[Data records]
▼▼▼
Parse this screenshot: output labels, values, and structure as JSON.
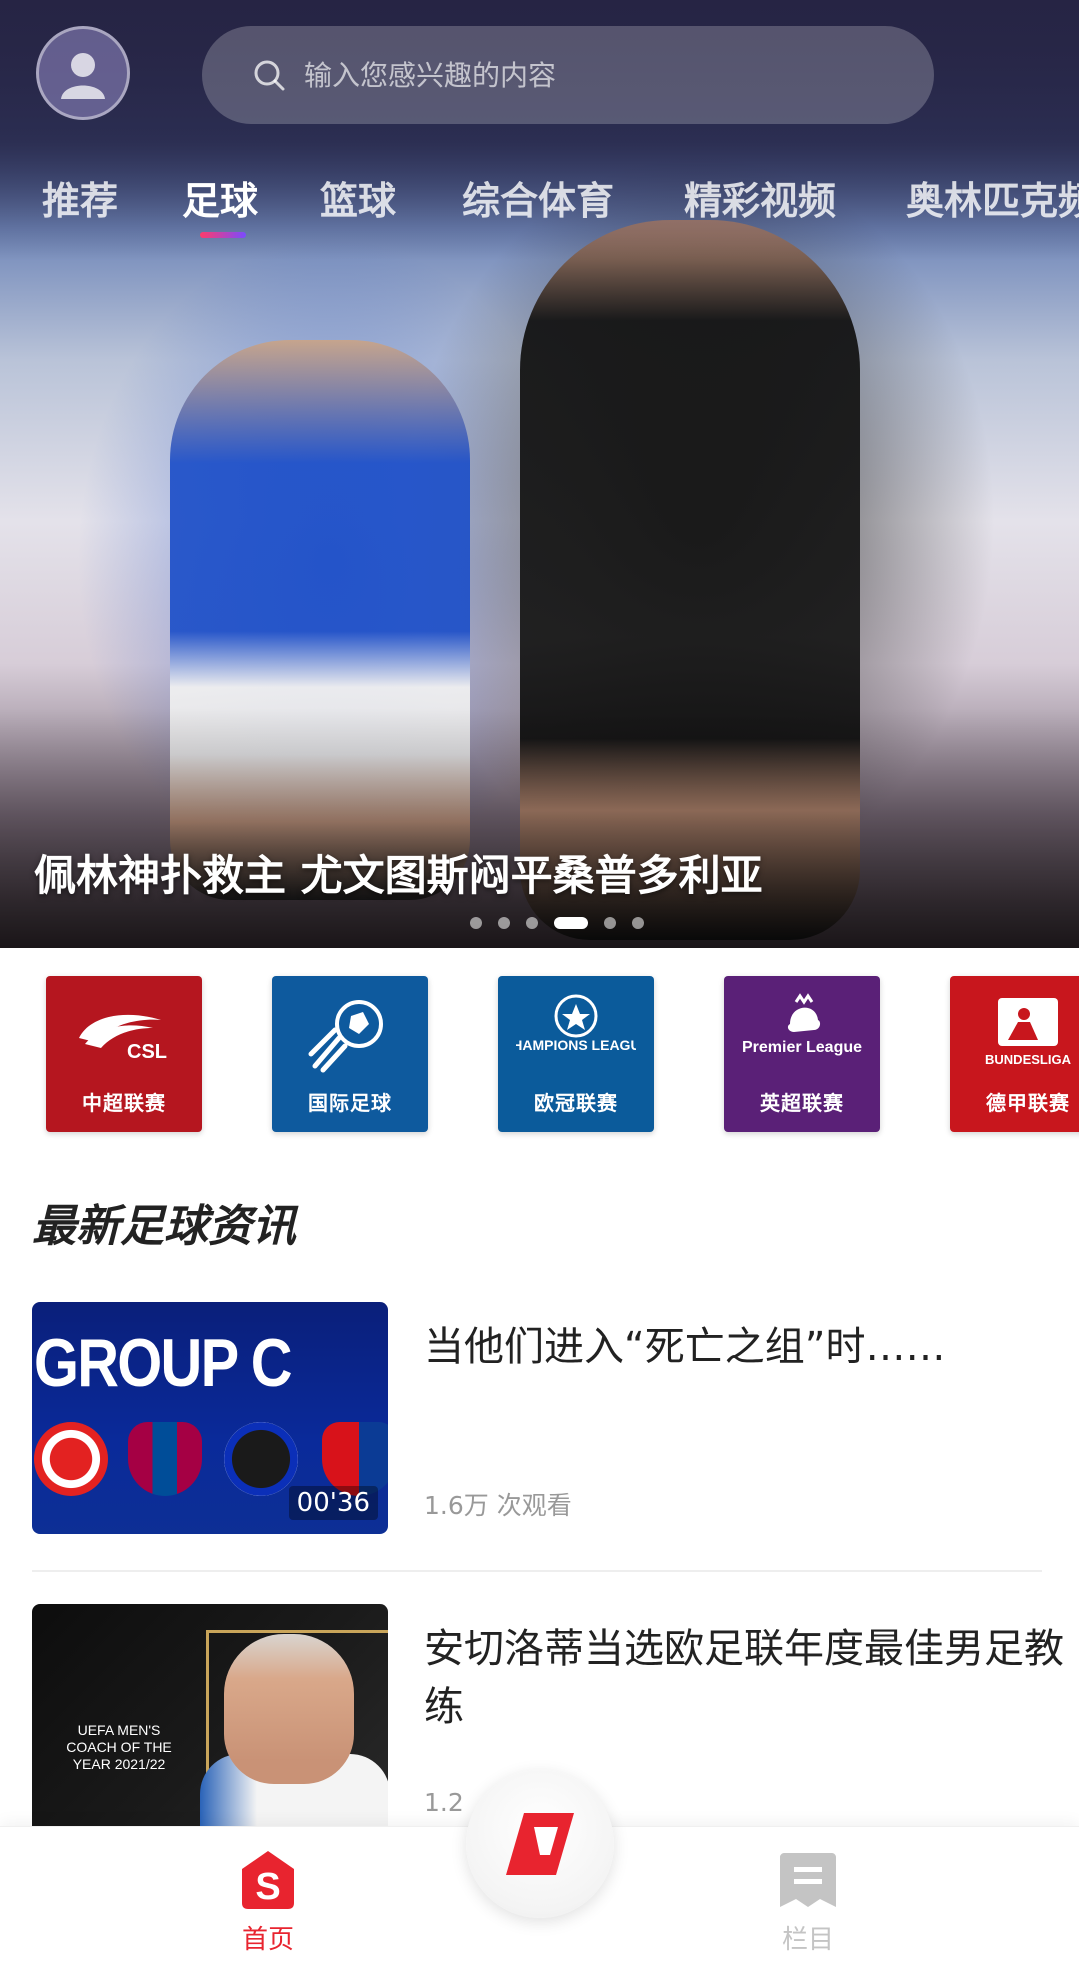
{
  "search": {
    "placeholder": "输入您感兴趣的内容"
  },
  "tabs": [
    {
      "label": "推荐",
      "active": false
    },
    {
      "label": "足球",
      "active": true
    },
    {
      "label": "篮球",
      "active": false
    },
    {
      "label": "综合体育",
      "active": false
    },
    {
      "label": "精彩视频",
      "active": false
    },
    {
      "label": "奥林匹克频",
      "active": false
    }
  ],
  "hero": {
    "title": "佩林神扑救主 尤文图斯闷平桑普多利亚",
    "slide_count": 6,
    "active_slide": 3
  },
  "leagues": [
    {
      "name": "中超联赛",
      "emblem": "CSL",
      "color": "#b5161f"
    },
    {
      "name": "国际足球",
      "emblem": "football-icon",
      "color": "#0e5a9e"
    },
    {
      "name": "欧冠联赛",
      "emblem": "CHAMPIONS LEAGUE",
      "color": "#0b5b9b"
    },
    {
      "name": "英超联赛",
      "emblem": "Premier League",
      "color": "#5a2077"
    },
    {
      "name": "德甲联赛",
      "emblem": "BUNDESLIGA",
      "color": "#c8161d"
    }
  ],
  "section": {
    "title": "最新足球资讯"
  },
  "news": [
    {
      "headline": "当他们进入“死亡之组”时……",
      "views": "1.6万 次观看",
      "thumb_text": "GROUP C",
      "duration": "00'36"
    },
    {
      "headline": "安切洛蒂当选欧足联年度最佳男足教练",
      "views": "1.2",
      "thumb_text": "UEFA MEN'S COACH OF THE YEAR 2021/22"
    }
  ],
  "bottom_nav": [
    {
      "label": "首页",
      "active": true,
      "icon": "home-icon"
    },
    {
      "label": "栏目",
      "active": false,
      "icon": "column-icon"
    }
  ],
  "colors": {
    "accent": "#e8242f",
    "inactive": "#c4c4c4"
  }
}
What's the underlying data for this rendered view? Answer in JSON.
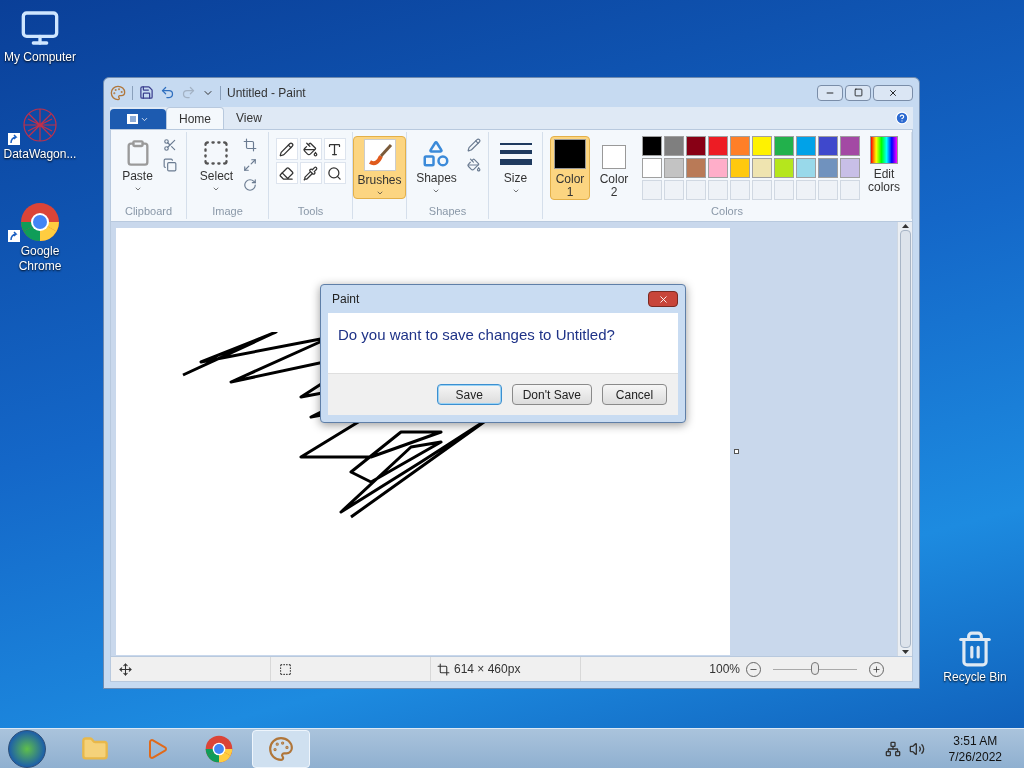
{
  "desktop_icons": [
    {
      "label": "My Computer",
      "kind": "computer",
      "shortcut": false
    },
    {
      "label": "DataWagon...",
      "kind": "network",
      "shortcut": true
    },
    {
      "label": "Google Chrome",
      "kind": "chrome",
      "shortcut": true
    },
    {
      "label": "Recycle Bin",
      "kind": "bin",
      "shortcut": false
    }
  ],
  "window": {
    "title": "Untitled - Paint",
    "tabs": [
      {
        "label": "Home",
        "selected": true
      },
      {
        "label": "View",
        "selected": false
      }
    ],
    "ribbon": {
      "paste": "Paste",
      "select": "Select",
      "brushes": {
        "label": "Brushes",
        "selected": true
      },
      "shapes": "Shapes",
      "size": "Size",
      "color1": {
        "label": "Color",
        "sub": "1",
        "color": "#000000",
        "selected": true
      },
      "color2": {
        "label": "Color",
        "sub": "2",
        "color": "#ffffff",
        "selected": false
      },
      "edit_colors": "Edit colors",
      "groups": [
        "Clipboard",
        "Image",
        "Tools",
        "Shapes",
        "Colors"
      ],
      "palette": [
        {
          "color": "#000000"
        },
        {
          "color": "#7f7f7f"
        },
        {
          "color": "#880015"
        },
        {
          "color": "#ed1c24"
        },
        {
          "color": "#ff7f27"
        },
        {
          "color": "#fff200"
        },
        {
          "color": "#22b14c"
        },
        {
          "color": "#00a2e8"
        },
        {
          "color": "#3f48cc"
        },
        {
          "color": "#a349a4"
        },
        {
          "color": "#ffffff"
        },
        {
          "color": "#c3c3c3"
        },
        {
          "color": "#b97a57"
        },
        {
          "color": "#ffaec9"
        },
        {
          "color": "#ffc90e"
        },
        {
          "color": "#efe4b0"
        },
        {
          "color": "#b5e61d"
        },
        {
          "color": "#99d9ea"
        },
        {
          "color": "#7092be"
        },
        {
          "color": "#c8bfe7"
        }
      ],
      "custom_colors": [
        {
          "filled": false
        },
        {
          "filled": false
        },
        {
          "filled": false
        },
        {
          "filled": false
        },
        {
          "filled": false
        },
        {
          "filled": false
        },
        {
          "filled": false
        },
        {
          "filled": false
        },
        {
          "filled": false
        },
        {
          "filled": false
        }
      ]
    },
    "status_bar": {
      "dimensions": "614 × 460px",
      "zoom": "100%",
      "zoom_slider": {
        "level": 0.5
      }
    }
  },
  "dialog": {
    "title": "Paint",
    "message": "Do you want to save changes to Untitled?",
    "buttons": [
      {
        "label": "Save",
        "default": true
      },
      {
        "label": "Don't Save",
        "default": false
      },
      {
        "label": "Cancel",
        "default": false
      }
    ]
  },
  "taskbar": {
    "items": [
      {
        "kind": "folder",
        "selected": false
      },
      {
        "kind": "media",
        "selected": false
      },
      {
        "kind": "chrome",
        "selected": false
      },
      {
        "kind": "paint",
        "selected": true
      }
    ],
    "time": "3:51 AM",
    "date": "7/26/2022"
  }
}
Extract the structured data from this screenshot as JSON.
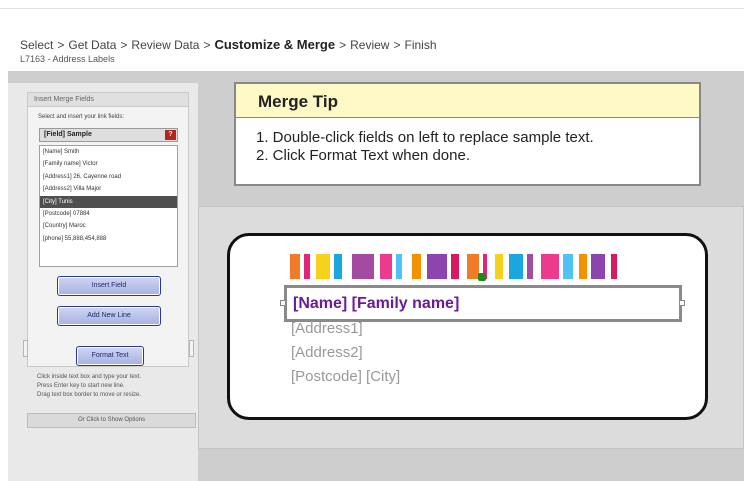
{
  "breadcrumb": {
    "steps": [
      "Select",
      "Get Data",
      "Review Data",
      "Customize & Merge",
      "Review",
      "Finish"
    ],
    "separator": ">",
    "active_index": 3
  },
  "subtitle": "L7163 - Address Labels",
  "merge_fields": {
    "panel_title": "Insert Merge Fields",
    "instruction": "Select and insert your link fields:",
    "list_header": "[Field] Sample",
    "help_label": "?",
    "items": [
      "[Name] Smith",
      "[Family name] Victor",
      "[Address1] 26, Cayenne road",
      "[Address2] Villa Major",
      "[City] Tunis",
      "[Postcode] 07884",
      "[Country] Maroc",
      "[phone] 55,888,454,888"
    ],
    "selected_index": 4,
    "insert_button": "Insert Field",
    "new_line_button": "Add New Line",
    "format_button": "Format Text"
  },
  "instructions": [
    "Click inside text box and type your text.",
    "Press Enter key to start new line.",
    "Drag text box border to move or resize."
  ],
  "options_link": "Or Click to Show Options",
  "merge_tip": {
    "title": "Merge Tip",
    "line1": "1. Double-click fields on left to replace sample text.",
    "line2": "2. Click Format Text when done."
  },
  "label": {
    "name_line": "[Name] [Family name]",
    "address1": "[Address1]",
    "address2": "[Address2]",
    "postcode_city": "[Postcode] [City]",
    "name_color": "#6a1b9a",
    "stripe_colors": [
      "#f07c2a",
      "#e4237e",
      "#f7d21c",
      "#1aa7e0",
      "#a24ba0",
      "#ee3a8c",
      "#4fc3f7",
      "#f39200",
      "#8e44ad",
      "#d81b60"
    ]
  },
  "colors": {
    "tip_header": "#fff9c8",
    "button_border": "#2d3a8c",
    "workspace": "#cecece"
  }
}
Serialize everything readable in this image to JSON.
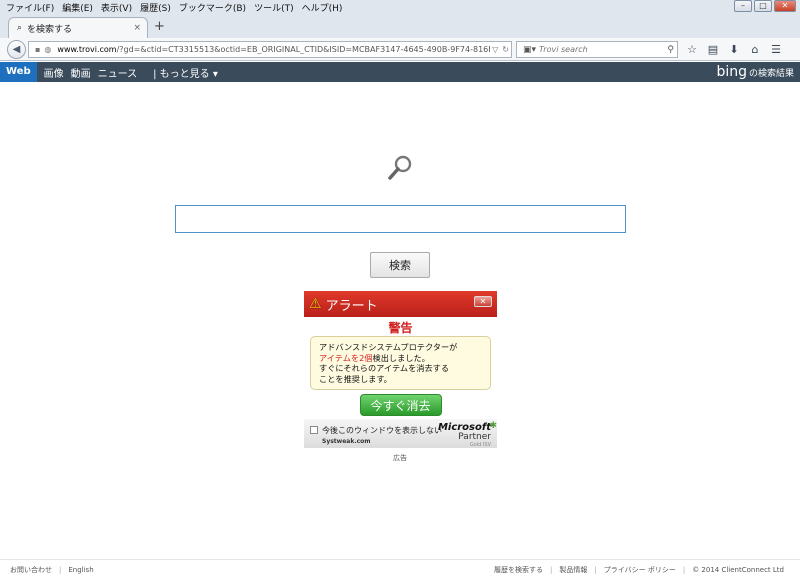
{
  "menu": [
    "ファイル(F)",
    "編集(E)",
    "表示(V)",
    "履歴(S)",
    "ブックマーク(B)",
    "ツール(T)",
    "ヘルプ(H)"
  ],
  "tab": {
    "title": "を検索する",
    "close": "×",
    "new_tab": "+"
  },
  "url": {
    "domain": "www.trovi.com",
    "path": "/?gd=&ctid=CT3315513&octid=EB_ORIGINAL_CTID&ISID=MCBAF3147-4645-490B-9F74-816B"
  },
  "search": {
    "placeholder": "Trovi search"
  },
  "bing_nav": {
    "items": [
      "Web",
      "画像",
      "動画",
      "ニュース"
    ],
    "more": "| もっと見る ▾",
    "logo": "bing",
    "logo_suffix": "の検索結果"
  },
  "main": {
    "search_button": "検索",
    "search_value": ""
  },
  "alert": {
    "title": "アラート",
    "warning": "警告",
    "line1": "アドバンスドシステムプロテクターが",
    "line2_red": "アイテムを2個",
    "line2_rest": "検出しました。",
    "line3": "すぐにそれらのアイテムを消去する",
    "line4": "ことを推奨します。",
    "button": "今すぐ消去",
    "dont_show": "今後このウィンドウを表示しない",
    "systweak": "Systweak.com",
    "ms_brand": "Microsoft",
    "ms_partner": "Partner",
    "ms_level": "Gold ISV",
    "ad_label": "広告"
  },
  "footer": {
    "left": [
      "お問い合わせ",
      "English"
    ],
    "right": [
      "履歴を検索する",
      "製品情報",
      "プライバシー ポリシー",
      "© 2014 ClientConnect Ltd"
    ]
  },
  "colors": {
    "bing_bar": "#3a4b5c",
    "web_tab": "#1f6fbf",
    "alert_red": "#d21f1f",
    "clean_green": "#2a9a2a"
  }
}
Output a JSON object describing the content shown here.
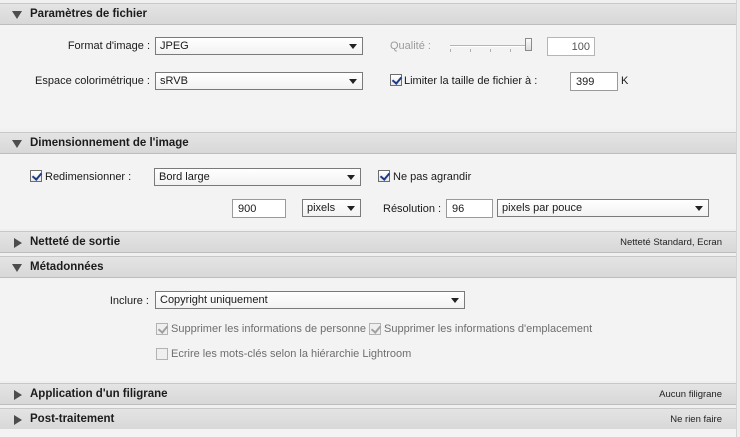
{
  "sections": {
    "file": {
      "title": "Paramètres de fichier",
      "format_label": "Format d'image :",
      "format_value": "JPEG",
      "quality_label": "Qualité :",
      "quality_value": "100",
      "quality_level": 1.0,
      "colorspace_label": "Espace colorimétrique :",
      "colorspace_value": "sRVB",
      "limit_label": "Limiter la taille de fichier à :",
      "limit_checked": true,
      "limit_value": "399",
      "limit_unit": "K"
    },
    "sizing": {
      "title": "Dimensionnement de l'image",
      "resize_label": "Redimensionner :",
      "resize_checked": true,
      "resize_mode": "Bord large",
      "no_enlarge_label": "Ne pas agrandir",
      "no_enlarge_checked": true,
      "size_value": "900",
      "size_unit": "pixels",
      "resolution_label": "Résolution :",
      "resolution_value": "96",
      "resolution_unit": "pixels par pouce"
    },
    "sharpening": {
      "title": "Netteté de sortie",
      "summary": "Netteté Standard, Ecran"
    },
    "metadata": {
      "title": "Métadonnées",
      "include_label": "Inclure :",
      "include_value": "Copyright uniquement",
      "remove_person_label": "Supprimer les informations de personne",
      "remove_location_label": "Supprimer les informations d'emplacement",
      "keywords_label": "Ecrire les mots-clés selon la hiérarchie Lightroom"
    },
    "watermark": {
      "title": "Application d'un filigrane",
      "summary": "Aucun filigrane"
    },
    "postprocess": {
      "title": "Post-traitement",
      "summary": "Ne rien faire"
    }
  }
}
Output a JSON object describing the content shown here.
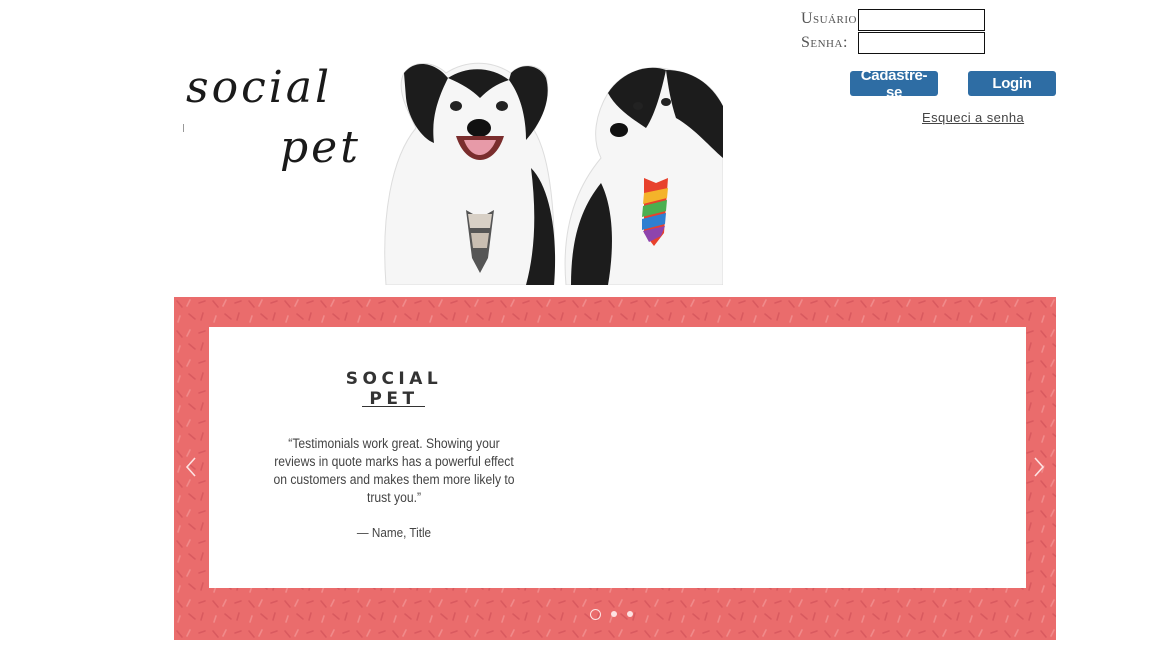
▲▲▲
GIVEN REQUEST:
From the entries above, copy every line that holds the word "pixels".

ANSWER BELOW:
      "size_unit": "pixels",
      "resolution_unit": "pixels par pouce"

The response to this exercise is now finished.